## DATA TO USE:
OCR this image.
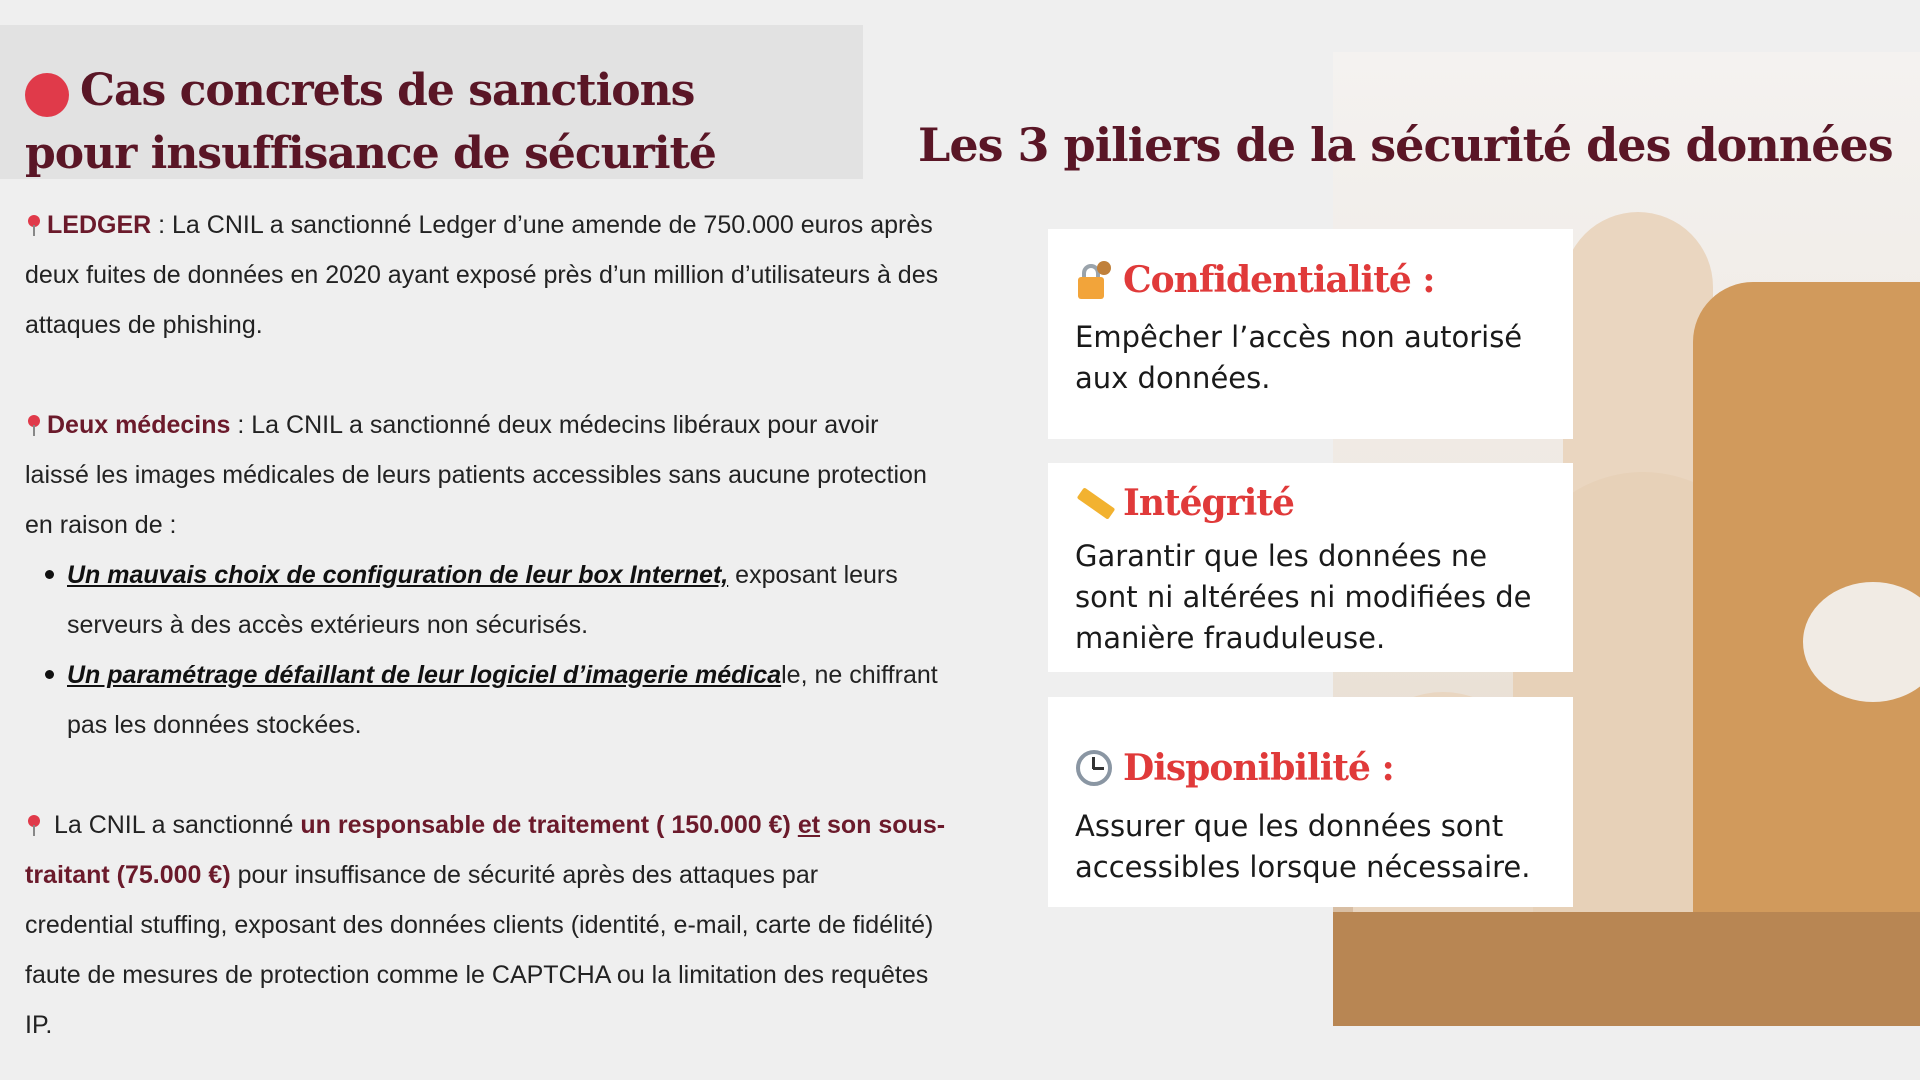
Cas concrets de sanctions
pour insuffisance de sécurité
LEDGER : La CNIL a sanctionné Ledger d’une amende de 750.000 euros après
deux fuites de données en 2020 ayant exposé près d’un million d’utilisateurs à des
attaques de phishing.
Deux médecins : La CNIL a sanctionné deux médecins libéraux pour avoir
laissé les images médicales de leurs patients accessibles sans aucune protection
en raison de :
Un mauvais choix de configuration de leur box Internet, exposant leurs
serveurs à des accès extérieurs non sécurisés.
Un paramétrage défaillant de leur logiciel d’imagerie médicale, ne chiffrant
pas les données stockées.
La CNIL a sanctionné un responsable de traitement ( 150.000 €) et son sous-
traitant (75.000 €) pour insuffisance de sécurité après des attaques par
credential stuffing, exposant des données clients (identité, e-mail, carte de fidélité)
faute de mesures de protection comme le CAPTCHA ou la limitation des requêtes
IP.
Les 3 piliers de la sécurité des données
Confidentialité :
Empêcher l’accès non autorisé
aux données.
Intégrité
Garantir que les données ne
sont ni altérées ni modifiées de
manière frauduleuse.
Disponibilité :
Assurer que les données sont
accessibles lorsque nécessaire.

## PROBLEM TO WORK ON:
All of the entries, apart from the pictures, must be returned exactly.

## RESPONSE AREA:
OCR this image.
Cas concrets de sanctions
pour insuffisance de sécurité
LEDGER : La CNIL a sanctionné Ledger d’une amende de 750.000 euros après
deux fuites de données en 2020 ayant exposé près d’un million d’utilisateurs à des
attaques de phishing.
Deux médecins : La CNIL a sanctionné deux médecins libéraux pour avoir
laissé les images médicales de leurs patients accessibles sans aucune protection
en raison de :
Un mauvais choix de configuration de leur box Internet, exposant leurs
serveurs à des accès extérieurs non sécurisés.
Un paramétrage défaillant de leur logiciel d’imagerie médicale, ne chiffrant
pas les données stockées.
La CNIL a sanctionné un responsable de traitement ( 150.000 €) et son sous-
traitant (75.000 €) pour insuffisance de sécurité après des attaques par
credential stuffing, exposant des données clients (identité, e-mail, carte de fidélité)
faute de mesures de protection comme le CAPTCHA ou la limitation des requêtes
IP.
Les 3 piliers de la sécurité des données
Confidentialité :
Empêcher l’accès non autorisé
aux données.
Intégrité
Garantir que les données ne
sont ni altérées ni modifiées de
manière frauduleuse.
Disponibilité :
Assurer que les données sont
accessibles lorsque nécessaire.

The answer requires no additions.